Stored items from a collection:
START

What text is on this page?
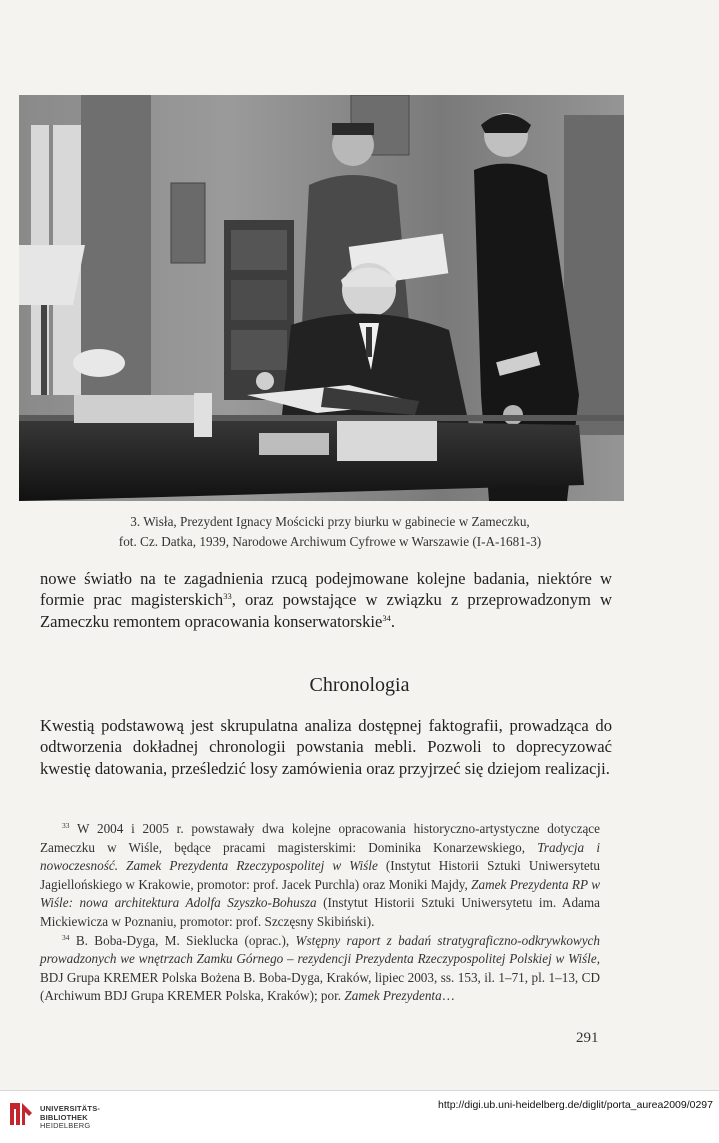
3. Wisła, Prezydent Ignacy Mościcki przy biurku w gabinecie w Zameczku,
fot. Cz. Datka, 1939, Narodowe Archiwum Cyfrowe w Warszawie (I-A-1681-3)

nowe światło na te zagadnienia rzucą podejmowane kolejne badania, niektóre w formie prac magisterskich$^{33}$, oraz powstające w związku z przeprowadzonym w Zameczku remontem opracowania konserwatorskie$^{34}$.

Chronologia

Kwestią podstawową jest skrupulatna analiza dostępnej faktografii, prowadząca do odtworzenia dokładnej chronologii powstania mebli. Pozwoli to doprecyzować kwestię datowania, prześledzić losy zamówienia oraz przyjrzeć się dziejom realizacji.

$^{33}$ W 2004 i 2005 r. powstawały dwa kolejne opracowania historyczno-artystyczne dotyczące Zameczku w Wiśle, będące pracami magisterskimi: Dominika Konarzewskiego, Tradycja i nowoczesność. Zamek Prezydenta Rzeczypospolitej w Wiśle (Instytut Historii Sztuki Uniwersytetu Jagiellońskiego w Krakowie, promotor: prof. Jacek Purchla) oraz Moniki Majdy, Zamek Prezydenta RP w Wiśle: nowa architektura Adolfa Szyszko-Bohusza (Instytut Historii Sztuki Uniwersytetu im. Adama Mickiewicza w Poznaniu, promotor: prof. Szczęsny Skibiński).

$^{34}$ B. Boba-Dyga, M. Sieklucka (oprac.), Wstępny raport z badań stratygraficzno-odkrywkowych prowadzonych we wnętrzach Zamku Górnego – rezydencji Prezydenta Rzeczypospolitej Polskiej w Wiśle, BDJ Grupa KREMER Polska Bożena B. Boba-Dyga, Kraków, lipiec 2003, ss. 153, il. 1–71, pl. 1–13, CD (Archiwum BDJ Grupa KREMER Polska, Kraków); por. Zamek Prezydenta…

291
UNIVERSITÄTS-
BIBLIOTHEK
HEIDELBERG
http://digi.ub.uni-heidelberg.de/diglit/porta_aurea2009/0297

END
START

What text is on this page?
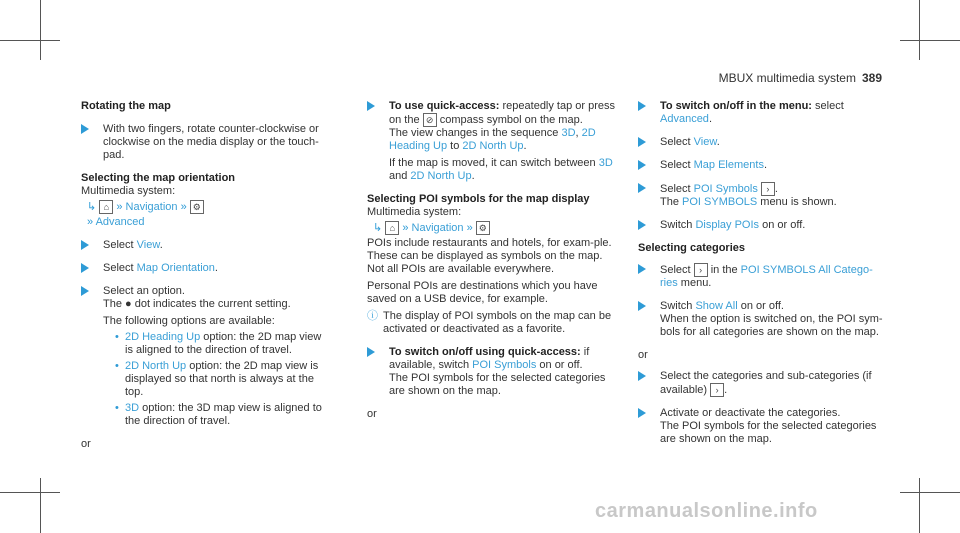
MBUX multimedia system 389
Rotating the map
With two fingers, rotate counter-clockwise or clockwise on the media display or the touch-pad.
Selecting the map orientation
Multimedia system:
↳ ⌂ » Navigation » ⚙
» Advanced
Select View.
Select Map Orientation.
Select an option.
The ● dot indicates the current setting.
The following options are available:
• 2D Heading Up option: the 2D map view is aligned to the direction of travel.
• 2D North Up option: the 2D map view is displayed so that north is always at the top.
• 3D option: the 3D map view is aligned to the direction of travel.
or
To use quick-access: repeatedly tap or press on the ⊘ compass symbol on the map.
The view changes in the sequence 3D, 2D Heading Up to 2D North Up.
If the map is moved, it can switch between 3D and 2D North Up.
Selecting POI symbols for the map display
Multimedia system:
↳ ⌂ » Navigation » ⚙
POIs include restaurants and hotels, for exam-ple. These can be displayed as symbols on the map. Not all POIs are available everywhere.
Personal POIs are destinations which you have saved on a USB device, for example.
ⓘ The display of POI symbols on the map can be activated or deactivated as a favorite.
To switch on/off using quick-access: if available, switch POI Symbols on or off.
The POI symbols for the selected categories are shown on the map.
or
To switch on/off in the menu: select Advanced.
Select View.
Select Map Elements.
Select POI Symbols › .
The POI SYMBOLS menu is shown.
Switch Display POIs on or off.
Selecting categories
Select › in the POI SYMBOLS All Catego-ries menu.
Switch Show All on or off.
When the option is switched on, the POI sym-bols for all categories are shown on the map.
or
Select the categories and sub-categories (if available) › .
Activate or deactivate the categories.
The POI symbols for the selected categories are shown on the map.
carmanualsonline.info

END

### PROBLEM:
Within the listing above, copy each line that has the string "displayed".

### THE ANSWER:
• 2D North Up option: the 2D map view is displayed so that north is always at the top.
POIs include restaurants and hotels, for exam-ple. These can be displayed as symbols on the map. Not all POIs are available everywhere.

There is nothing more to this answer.